===== Excerpted data =====

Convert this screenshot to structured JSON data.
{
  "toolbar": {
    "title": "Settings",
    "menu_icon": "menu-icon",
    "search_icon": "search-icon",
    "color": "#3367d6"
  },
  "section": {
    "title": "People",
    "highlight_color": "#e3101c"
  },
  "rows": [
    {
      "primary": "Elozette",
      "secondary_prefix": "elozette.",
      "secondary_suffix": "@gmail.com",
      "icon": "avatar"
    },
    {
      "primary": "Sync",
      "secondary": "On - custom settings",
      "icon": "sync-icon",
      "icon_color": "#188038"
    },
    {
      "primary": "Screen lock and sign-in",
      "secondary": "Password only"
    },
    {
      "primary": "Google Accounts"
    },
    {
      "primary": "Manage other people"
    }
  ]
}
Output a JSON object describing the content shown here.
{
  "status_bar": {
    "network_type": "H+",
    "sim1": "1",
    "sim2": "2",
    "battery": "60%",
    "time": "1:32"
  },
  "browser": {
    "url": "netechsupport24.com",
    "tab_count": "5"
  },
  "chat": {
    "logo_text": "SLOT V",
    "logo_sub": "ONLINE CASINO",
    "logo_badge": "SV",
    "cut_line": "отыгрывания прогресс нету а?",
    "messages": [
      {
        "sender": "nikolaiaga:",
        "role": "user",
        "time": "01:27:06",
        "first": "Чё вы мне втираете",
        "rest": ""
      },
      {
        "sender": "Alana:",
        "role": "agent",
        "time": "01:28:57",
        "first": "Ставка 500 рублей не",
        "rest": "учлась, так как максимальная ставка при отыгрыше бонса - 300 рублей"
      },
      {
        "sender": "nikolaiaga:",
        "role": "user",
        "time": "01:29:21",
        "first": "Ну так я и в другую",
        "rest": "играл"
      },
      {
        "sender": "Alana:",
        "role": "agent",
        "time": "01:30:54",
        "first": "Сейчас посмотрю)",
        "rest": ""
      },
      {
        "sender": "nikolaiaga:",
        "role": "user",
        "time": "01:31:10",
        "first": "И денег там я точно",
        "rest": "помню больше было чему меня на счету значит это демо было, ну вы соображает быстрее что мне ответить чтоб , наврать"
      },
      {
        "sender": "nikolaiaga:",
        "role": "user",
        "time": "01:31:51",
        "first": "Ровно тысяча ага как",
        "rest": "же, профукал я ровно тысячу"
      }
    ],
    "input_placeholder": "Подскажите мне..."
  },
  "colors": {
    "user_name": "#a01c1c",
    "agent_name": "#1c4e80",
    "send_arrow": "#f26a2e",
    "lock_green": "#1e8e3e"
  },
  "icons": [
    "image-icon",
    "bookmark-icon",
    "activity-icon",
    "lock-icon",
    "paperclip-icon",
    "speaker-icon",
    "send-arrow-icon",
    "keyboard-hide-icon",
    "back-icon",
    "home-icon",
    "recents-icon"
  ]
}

=====

◆ Objective: Reply with one number only: the count of lines in the entries that contain "primary".

◆ The solution: 5